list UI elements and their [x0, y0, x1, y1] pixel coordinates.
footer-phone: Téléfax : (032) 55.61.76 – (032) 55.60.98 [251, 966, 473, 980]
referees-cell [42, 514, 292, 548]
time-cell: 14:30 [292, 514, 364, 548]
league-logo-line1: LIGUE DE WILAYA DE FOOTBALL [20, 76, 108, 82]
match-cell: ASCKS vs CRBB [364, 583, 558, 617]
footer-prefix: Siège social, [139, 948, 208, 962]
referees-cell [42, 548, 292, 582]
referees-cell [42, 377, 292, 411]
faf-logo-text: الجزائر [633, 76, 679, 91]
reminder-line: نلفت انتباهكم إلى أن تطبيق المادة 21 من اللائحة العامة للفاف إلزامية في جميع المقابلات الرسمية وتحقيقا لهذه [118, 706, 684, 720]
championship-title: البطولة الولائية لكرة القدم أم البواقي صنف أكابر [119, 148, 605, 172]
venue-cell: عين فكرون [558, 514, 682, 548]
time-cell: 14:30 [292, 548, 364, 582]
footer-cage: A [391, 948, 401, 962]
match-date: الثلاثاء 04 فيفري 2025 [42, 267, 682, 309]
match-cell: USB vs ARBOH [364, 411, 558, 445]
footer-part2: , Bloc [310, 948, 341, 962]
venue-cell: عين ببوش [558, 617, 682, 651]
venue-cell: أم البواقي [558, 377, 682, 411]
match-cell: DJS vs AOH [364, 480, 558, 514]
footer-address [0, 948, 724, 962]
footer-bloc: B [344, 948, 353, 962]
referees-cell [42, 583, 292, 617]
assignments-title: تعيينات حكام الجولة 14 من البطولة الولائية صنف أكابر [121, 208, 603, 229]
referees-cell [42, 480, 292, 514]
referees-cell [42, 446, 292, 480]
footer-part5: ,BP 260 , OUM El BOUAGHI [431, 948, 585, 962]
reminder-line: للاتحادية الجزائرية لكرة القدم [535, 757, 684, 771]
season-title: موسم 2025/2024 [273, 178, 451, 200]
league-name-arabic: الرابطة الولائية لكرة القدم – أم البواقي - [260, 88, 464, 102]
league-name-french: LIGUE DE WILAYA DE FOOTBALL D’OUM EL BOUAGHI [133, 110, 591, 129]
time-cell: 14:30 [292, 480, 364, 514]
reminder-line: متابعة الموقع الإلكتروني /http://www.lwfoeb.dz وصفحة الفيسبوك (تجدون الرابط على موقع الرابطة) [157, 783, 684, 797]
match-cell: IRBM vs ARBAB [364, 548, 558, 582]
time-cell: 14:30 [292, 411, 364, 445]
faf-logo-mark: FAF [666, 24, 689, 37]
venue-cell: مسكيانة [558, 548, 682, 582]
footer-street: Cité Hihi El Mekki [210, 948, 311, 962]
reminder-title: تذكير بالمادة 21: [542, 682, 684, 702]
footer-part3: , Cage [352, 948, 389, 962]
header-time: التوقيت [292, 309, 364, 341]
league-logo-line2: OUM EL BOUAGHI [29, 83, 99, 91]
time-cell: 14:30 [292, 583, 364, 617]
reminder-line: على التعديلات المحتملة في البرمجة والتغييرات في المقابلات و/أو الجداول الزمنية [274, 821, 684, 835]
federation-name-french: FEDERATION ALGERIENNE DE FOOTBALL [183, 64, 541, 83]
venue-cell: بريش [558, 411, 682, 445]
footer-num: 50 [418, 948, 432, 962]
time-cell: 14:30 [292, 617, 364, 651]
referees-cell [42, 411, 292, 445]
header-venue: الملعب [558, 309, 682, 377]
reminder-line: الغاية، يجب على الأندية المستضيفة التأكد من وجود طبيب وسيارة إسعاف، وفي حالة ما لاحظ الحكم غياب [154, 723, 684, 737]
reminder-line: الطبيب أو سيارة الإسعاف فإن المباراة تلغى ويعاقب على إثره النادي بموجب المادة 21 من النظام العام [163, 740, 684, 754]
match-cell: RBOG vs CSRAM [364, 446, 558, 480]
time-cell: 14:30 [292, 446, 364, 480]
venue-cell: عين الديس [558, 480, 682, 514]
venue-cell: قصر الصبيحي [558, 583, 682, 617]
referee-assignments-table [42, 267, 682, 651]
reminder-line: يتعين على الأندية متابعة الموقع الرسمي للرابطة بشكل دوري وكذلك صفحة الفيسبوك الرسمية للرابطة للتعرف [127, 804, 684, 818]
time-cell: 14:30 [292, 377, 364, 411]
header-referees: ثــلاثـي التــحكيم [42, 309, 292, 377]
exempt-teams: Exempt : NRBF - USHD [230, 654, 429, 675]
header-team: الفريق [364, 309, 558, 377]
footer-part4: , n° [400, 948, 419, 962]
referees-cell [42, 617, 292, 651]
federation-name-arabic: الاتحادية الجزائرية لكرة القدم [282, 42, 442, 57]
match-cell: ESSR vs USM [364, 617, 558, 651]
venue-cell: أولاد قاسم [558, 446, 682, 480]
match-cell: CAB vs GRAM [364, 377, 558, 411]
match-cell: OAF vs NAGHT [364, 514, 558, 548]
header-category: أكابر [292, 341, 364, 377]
::::::
◆ GIVEN EXERCISE ◆
Reproduce all the rows above, swapping every "14:30" for "15:00" and leaving everything else untouched.

◆ WORKED SOLUTION ◆
list UI elements and their [x0, y0, x1, y1] pixel coordinates.
footer-phone: Téléfax : (032) 55.61.76 – (032) 55.60.98 [251, 966, 473, 980]
referees-cell [42, 514, 292, 548]
time-cell: 15:00 [292, 514, 364, 548]
league-logo-line1: LIGUE DE WILAYA DE FOOTBALL [20, 76, 108, 82]
match-cell: ASCKS vs CRBB [364, 583, 558, 617]
footer-prefix: Siège social, [139, 948, 208, 962]
referees-cell [42, 548, 292, 582]
referees-cell [42, 377, 292, 411]
faf-logo-text: الجزائر [633, 76, 679, 91]
reminder-line: نلفت انتباهكم إلى أن تطبيق المادة 21 من اللائحة العامة للفاف إلزامية في جميع المقابلات الرسمية وتحقيقا لهذه [118, 706, 684, 720]
championship-title: البطولة الولائية لكرة القدم أم البواقي صنف أكابر [119, 148, 605, 172]
venue-cell: عين فكرون [558, 514, 682, 548]
time-cell: 15:00 [292, 548, 364, 582]
footer-cage: A [391, 948, 401, 962]
match-date: الثلاثاء 04 فيفري 2025 [42, 267, 682, 309]
match-cell: USB vs ARBOH [364, 411, 558, 445]
footer-part2: , Bloc [310, 948, 341, 962]
venue-cell: عين ببوش [558, 617, 682, 651]
venue-cell: أم البواقي [558, 377, 682, 411]
match-cell: DJS vs AOH [364, 480, 558, 514]
footer-address [0, 948, 724, 962]
footer-bloc: B [344, 948, 353, 962]
referees-cell [42, 583, 292, 617]
assignments-title: تعيينات حكام الجولة 14 من البطولة الولائية صنف أكابر [121, 208, 603, 229]
referees-cell [42, 480, 292, 514]
referees-cell [42, 446, 292, 480]
footer-part5: ,BP 260 , OUM El BOUAGHI [431, 948, 585, 962]
reminder-line: للاتحادية الجزائرية لكرة القدم [535, 757, 684, 771]
season-title: موسم 2025/2024 [273, 178, 451, 200]
league-name-arabic: الرابطة الولائية لكرة القدم – أم البواقي - [260, 88, 464, 102]
league-name-french: LIGUE DE WILAYA DE FOOTBALL D’OUM EL BOUAGHI [133, 110, 591, 129]
time-cell: 15:00 [292, 480, 364, 514]
reminder-line: متابعة الموقع الإلكتروني /http://www.lwfoeb.dz وصفحة الفيسبوك (تجدون الرابط على موقع الرابطة) [157, 783, 684, 797]
match-cell: IRBM vs ARBAB [364, 548, 558, 582]
time-cell: 15:00 [292, 411, 364, 445]
faf-logo-mark: FAF [666, 24, 689, 37]
venue-cell: مسكيانة [558, 548, 682, 582]
footer-street: Cité Hihi El Mekki [210, 948, 311, 962]
reminder-title: تذكير بالمادة 21: [542, 682, 684, 702]
footer-part3: , Cage [352, 948, 389, 962]
header-time: التوقيت [292, 309, 364, 341]
league-logo-line2: OUM EL BOUAGHI [29, 83, 99, 91]
time-cell: 15:00 [292, 583, 364, 617]
reminder-line: على التعديلات المحتملة في البرمجة والتغييرات في المقابلات و/أو الجداول الزمنية [274, 821, 684, 835]
federation-name-french: FEDERATION ALGERIENNE DE FOOTBALL [183, 64, 541, 83]
venue-cell: بريش [558, 411, 682, 445]
footer-num: 50 [418, 948, 432, 962]
time-cell: 15:00 [292, 617, 364, 651]
referees-cell [42, 411, 292, 445]
header-venue: الملعب [558, 309, 682, 377]
reminder-line: الغاية، يجب على الأندية المستضيفة التأكد من وجود طبيب وسيارة إسعاف، وفي حالة ما لاحظ الحكم غياب [154, 723, 684, 737]
reminder-line: الطبيب أو سيارة الإسعاف فإن المباراة تلغى ويعاقب على إثره النادي بموجب المادة 21 من النظام العام [163, 740, 684, 754]
match-cell: RBOG vs CSRAM [364, 446, 558, 480]
time-cell: 15:00 [292, 446, 364, 480]
venue-cell: عين الديس [558, 480, 682, 514]
venue-cell: قصر الصبيحي [558, 583, 682, 617]
referee-assignments-table [42, 267, 682, 651]
reminder-line: يتعين على الأندية متابعة الموقع الرسمي للرابطة بشكل دوري وكذلك صفحة الفيسبوك الرسمية للرابطة للتعرف [127, 804, 684, 818]
time-cell: 15:00 [292, 377, 364, 411]
header-referees: ثــلاثـي التــحكيم [42, 309, 292, 377]
exempt-teams: Exempt : NRBF - USHD [230, 654, 429, 675]
header-team: الفريق [364, 309, 558, 377]
footer-part4: , n° [400, 948, 419, 962]
referees-cell [42, 617, 292, 651]
federation-name-arabic: الاتحادية الجزائرية لكرة القدم [282, 42, 442, 57]
match-cell: ESSR vs USM [364, 617, 558, 651]
venue-cell: أولاد قاسم [558, 446, 682, 480]
match-cell: CAB vs GRAM [364, 377, 558, 411]
match-cell: OAF vs NAGHT [364, 514, 558, 548]
header-category: أكابر [292, 341, 364, 377]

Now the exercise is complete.